• Dataset records:
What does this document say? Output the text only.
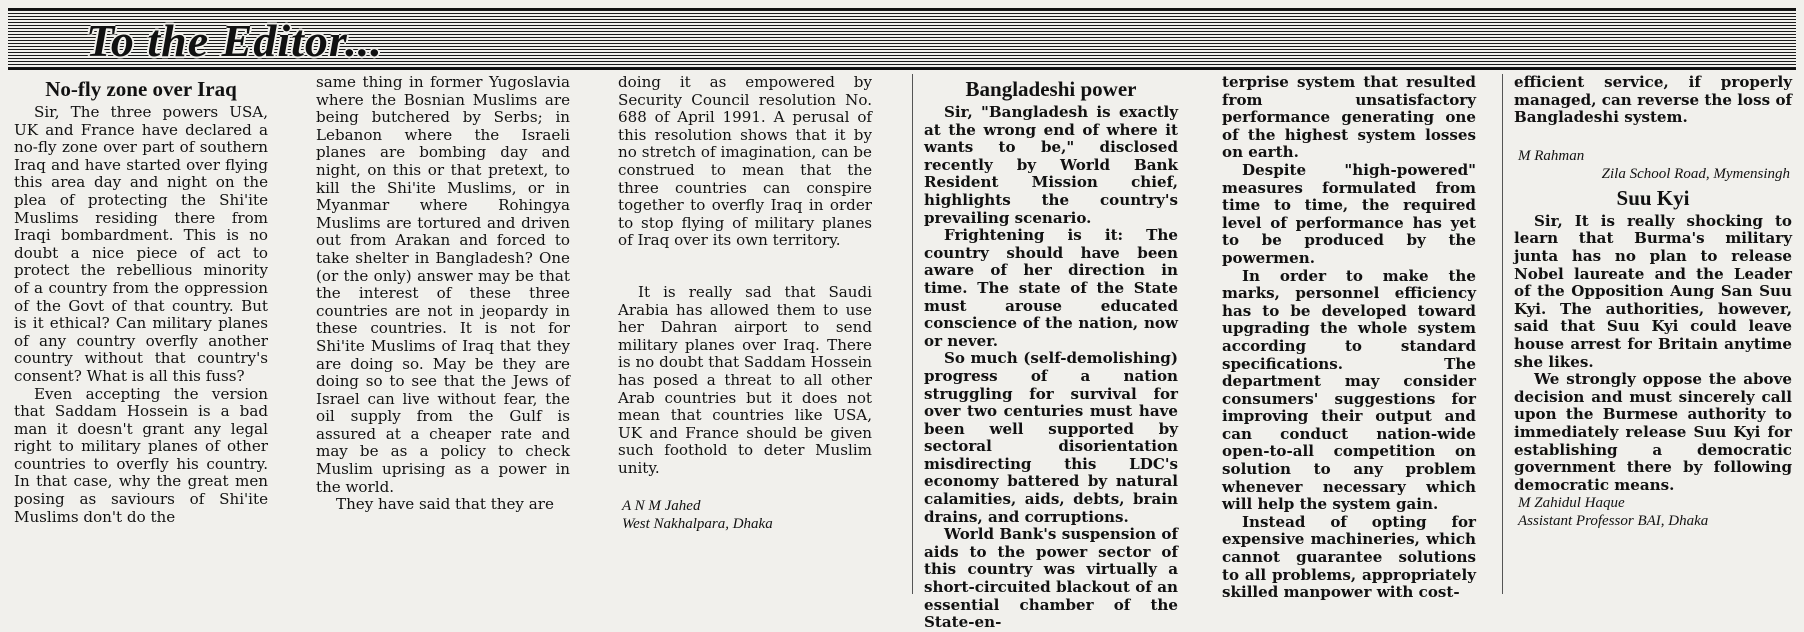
To the Editor...
No-fly zone over Iraq

Sir, The three powers USA, UK and France have declared a no-fly zone over part of southern Iraq and have started over flying this area day and night on the plea of protecting the Shi'ite Muslims residing there from Iraqi bombardment. This is no doubt a nice piece of act to protect the rebellious minority of a country from the oppression of the Govt of that country. But is it ethical? Can military planes of any country overfly another country without that country's consent? What is all this fuss?

Even accepting the version that Saddam Hossein is a bad man it doesn't grant any legal right to military planes of other countries to overfly his country. In that case, why the great men posing as saviours of Shi'ite Muslims don't do the

same thing in former Yugoslavia where the Bosnian Muslims are being butchered by Serbs; in Lebanon where the Israeli planes are bombing day and night, on this or that pretext, to kill the Shi'ite Muslims, or in Myanmar where Rohingya Muslims are tortured and driven out from Arakan and forced to take shelter in Bangladesh? One (or the only) answer may be that the interest of these three countries are not in jeopardy in these countries. It is not for Shi'ite Muslims of Iraq that they are doing so. May be they are doing so to see that the Jews of Israel can live without fear, the oil supply from the Gulf is assured at a cheaper rate and may be as a policy to check Muslim uprising as a power in the world.

They have said that they are

doing it as empowered by Security Council resolution No. 688 of April 1991. A perusal of this resolution shows that it by no stretch of imagination, can be construed to mean that the three countries can conspire together to overfly Iraq in order to stop flying of military planes of Iraq over its own territory.

It is really sad that Saudi Arabia has allowed them to use her Dahran airport to send military planes over Iraq. There is no doubt that Saddam Hossein has posed a threat to all other Arab countries but it does not mean that countries like USA, UK and France should be given such foothold to deter Muslim unity.

A N M Jahed
West Nakhalpara, Dhaka
Bangladeshi power

Sir, "Bangladesh is exactly at the wrong end of where it wants to be," disclosed recently by World Bank Resident Mission chief, highlights the country's prevailing scenario.

Frightening is it: The country should have been aware of her direction in time. The state of the State must arouse educated conscience of the nation, now or never.

So much (self-demolishing) progress of a nation struggling for survival for over two centuries must have been well supported by sectoral disorientation misdirecting this LDC's economy battered by natural calamities, aids, debts, brain drains, and corruptions.

World Bank's suspension of aids to the power sector of this country was virtually a short-circuited blackout of an essential chamber of the State-en-

terprise system that resulted from unsatisfactory performance generating one of the highest system losses on earth.

Despite "high-powered" measures formulated from time to time, the required level of performance has yet to be produced by the powermen.

In order to make the marks, personnel efficiency has to be developed toward upgrading the whole system according to standard specifications. The department may consider consumers' suggestions for improving their output and can conduct nation-wide open-to-all competition on solution to any problem whenever necessary which will help the system gain.

Instead of opting for expensive machineries, which cannot guarantee solutions to all problems, appropriately skilled manpower with cost-

efficient service, if properly managed, can reverse the loss of Bangladeshi system.

M Rahman
Zila School Road, Mymensingh
Suu Kyi

Sir, It is really shocking to learn that Burma's military junta has no plan to release Nobel laureate and the Leader of the Opposition Aung San Suu Kyi. The authorities, however, said that Suu Kyi could leave house arrest for Britain anytime she likes.

We strongly oppose the above decision and must sincerely call upon the Burmese authority to immediately release Suu Kyi for establishing a democratic government there by following democratic means.

M Zahidul Haque
Assistant Professor BAI, Dhaka
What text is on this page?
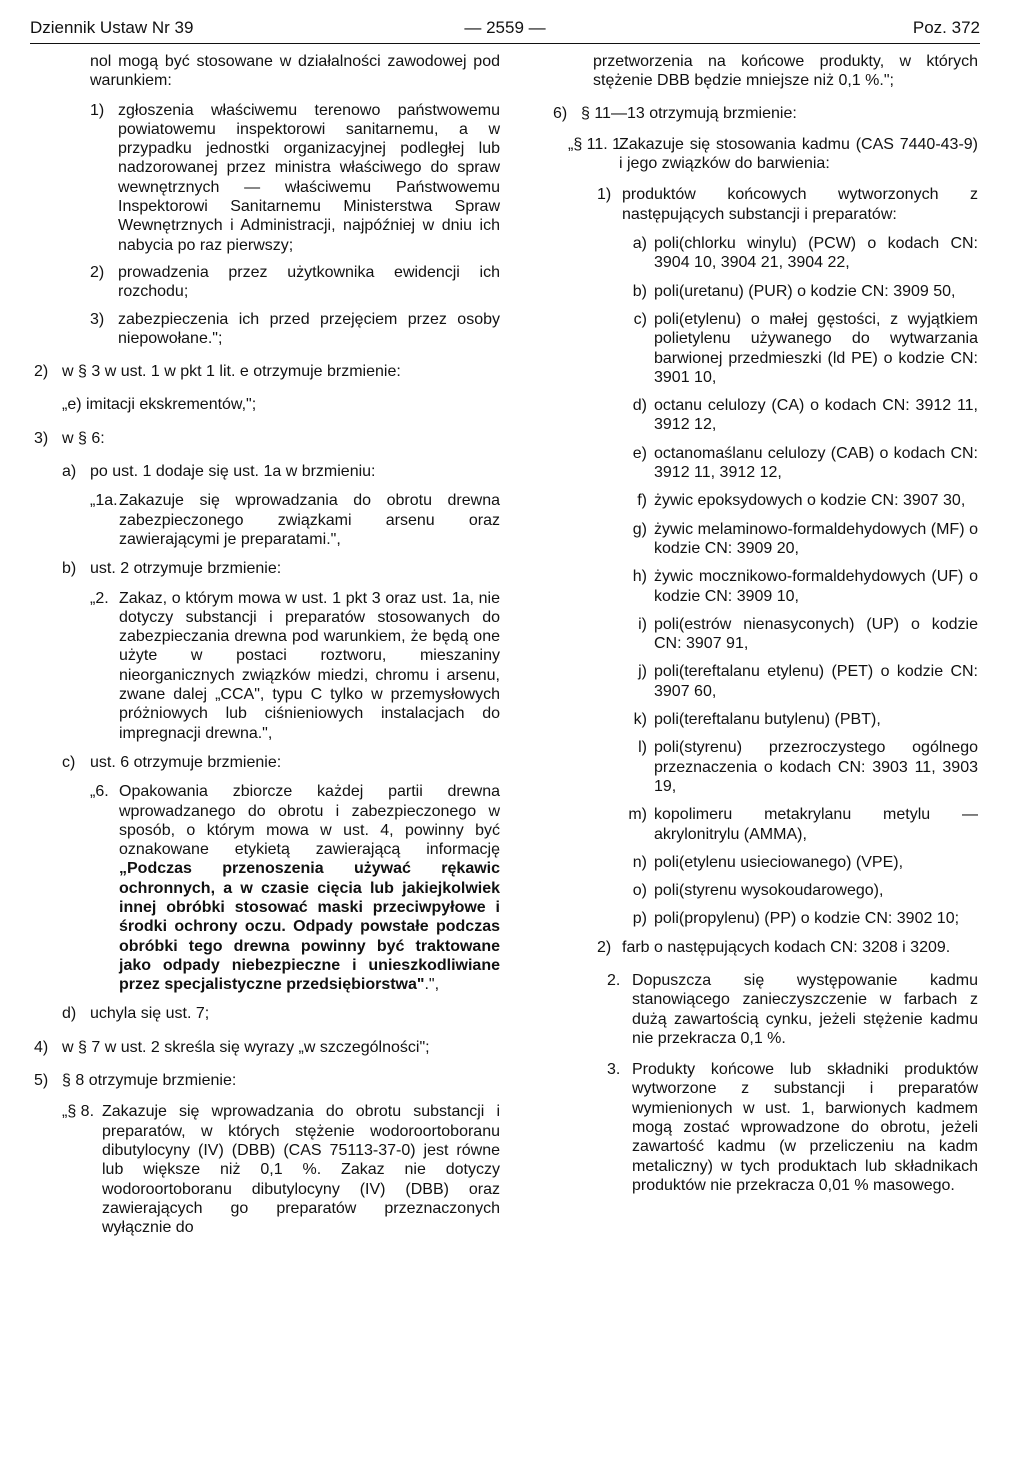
Dziennik Ustaw Nr 39	— 2559 —	Poz. 372
nol mogą być stosowane w działalności zawodowej pod warunkiem:
1) zgłoszenia właściwemu terenowo państwowemu powiatowemu inspektorowi sanitarnemu, a w przypadku jednostki organizacyjnej podległej lub nadzorowanej przez ministra właściwego do spraw wewnętrznych — właściwemu Państwowemu Inspektorowi Sanitarnemu Ministerstwa Spraw Wewnętrznych i Administracji, najpóźniej w dniu ich nabycia po raz pierwszy;
2) prowadzenia przez użytkownika ewidencji ich rozchodu;
3) zabezpieczenia ich przed przejęciem przez osoby niepowołane.";
2) w § 3 w ust. 1 w pkt 1 lit. e otrzymuje brzmienie:
„e) imitacji ekskrementów,";
3) w § 6:
a) po ust. 1 dodaje się ust. 1a w brzmieniu:
„1a. Zakazuje się wprowadzania do obrotu drewna zabezpieczonego związkami arsenu oraz zawierającymi je preparatami.",
b) ust. 2 otrzymuje brzmienie:
„2. Zakaz, o którym mowa w ust. 1 pkt 3 oraz ust. 1a, nie dotyczy substancji i preparatów stosowanych do zabezpieczania drewna pod warunkiem, że będą one użyte w postaci roztworu, mieszaniny nieorganicznych związków miedzi, chromu i arsenu, zwane dalej „CCA", typu C tylko w przemysłowych próżniowych lub ciśnieniowych instalacjach do impregnacji drewna.",
c) ust. 6 otrzymuje brzmienie:
„6. Opakowania zbiorcze każdej partii drewna wprowadzanego do obrotu i zabezpieczonego w sposób, o którym mowa w ust. 4, powinny być oznakowane etykietą zawierającą informację „Podczas przenoszenia używać rękawic ochronnych, a w czasie cięcia lub jakiejkolwiek innej obróbki stosować maski przeciwpyłowe i środki ochrony oczu. Odpady powstałe podczas obróbki tego drewna powinny być traktowane jako odpady niebezpieczne i unieszkodliwiane przez specjalistyczne przedsiębiorstwa".",
d) uchyla się ust. 7;
4) w § 7 w ust. 2 skreśla się wyrazy „w szczególności";
5) § 8 otrzymuje brzmienie:
„§ 8. Zakazuje się wprowadzania do obrotu substancji i preparatów, w których stężenie wodoroortoboranu dibutylocyny (IV) (DBB) (CAS 75113-37-0) jest równe lub większe niż 0,1 %. Zakaz nie dotyczy wodoroortoboranu dibutylocyny (IV) (DBB) oraz zawierających go preparatów przeznaczonych wyłącznie do
przetworzenia na końcowe produkty, w których stężenie DBB będzie mniejsze niż 0,1 %.";
6) § 11—13 otrzymują brzmienie:
„§ 11. 1.
Zakazuje się stosowania kadmu (CAS 7440-43-9) i jego związków do barwienia:
1) produktów końcowych wytworzonych z następujących substancji i preparatów:
a) poli(chlorku winylu) (PCW) o kodach CN: 3904 10, 3904 21, 3904 22,
b) poli(uretanu) (PUR) o kodzie CN: 3909 50,
c) poli(etylenu) o małej gęstości, z wyjątkiem polietylenu używanego do wytwarzania barwionej przedmieszki (ld PE) o kodzie CN: 3901 10,
d) octanu celulozy (CA) o kodach CN: 3912 11, 3912 12,
e) octanomaślanu celulozy (CAB) o kodach CN: 3912 11, 3912 12,
f) żywic epoksydowych o kodzie CN: 3907 30,
g) żywic melaminowo-formaldehydowych (MF) o kodzie CN: 3909 20,
h) żywic mocznikowo-formaldehydowych (UF) o kodzie CN: 3909 10,
i) poli(estrów nienasyconych) (UP) o kodzie CN: 3907 91,
j) poli(tereftalanu etylenu) (PET) o kodzie CN: 3907 60,
k) poli(tereftalanu butylenu) (PBT),
l) poli(styrenu) przezroczystego ogólnego przeznaczenia o kodach CN: 3903 11, 3903 19,
m) kopolimeru metakrylanu metylu — akrylonitrylu (AMMA),
n) poli(etylenu usieciowanego) (VPE),
o) poli(styrenu wysokoudarowego),
p) poli(propylenu) (PP) o kodzie CN: 3902 10;
2) farb o następujących kodach CN: 3208 i 3209.
2. Dopuszcza się występowanie kadmu stanowiącego zanieczyszczenie w farbach z dużą zawartością cynku, jeżeli stężenie kadmu nie przekracza 0,1 %.
3. Produkty końcowe lub składniki produktów wytworzone z substancji i preparatów wymienionych w ust. 1, barwionych kadmem mogą zostać wprowadzone do obrotu, jeżeli zawartość kadmu (w przeliczeniu na kadm metaliczny) w tych produktach lub składnikach produktów nie przekracza 0,01 % masowego.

• To be done:
Look through the entries above. Extract each line with the word "arsenu".

• Finished answer:
„1a. Zakazuje się wprowadzania do obrotu drewna zabezpieczonego związkami arsenu oraz zawierającymi je preparatami.",
„2. Zakaz, o którym mowa w ust. 1 pkt 3 oraz ust. 1a, nie dotyczy substancji i preparatów stosowanych do zabezpieczania drewna pod warunkiem, że będą one użyte w postaci roztworu, mieszaniny nieorganicznych związków miedzi, chromu i arsenu, zwane dalej „CCA", typu C tylko w przemysłowych próżniowych lub ciśnieniowych instalacjach do impregnacji drewna.",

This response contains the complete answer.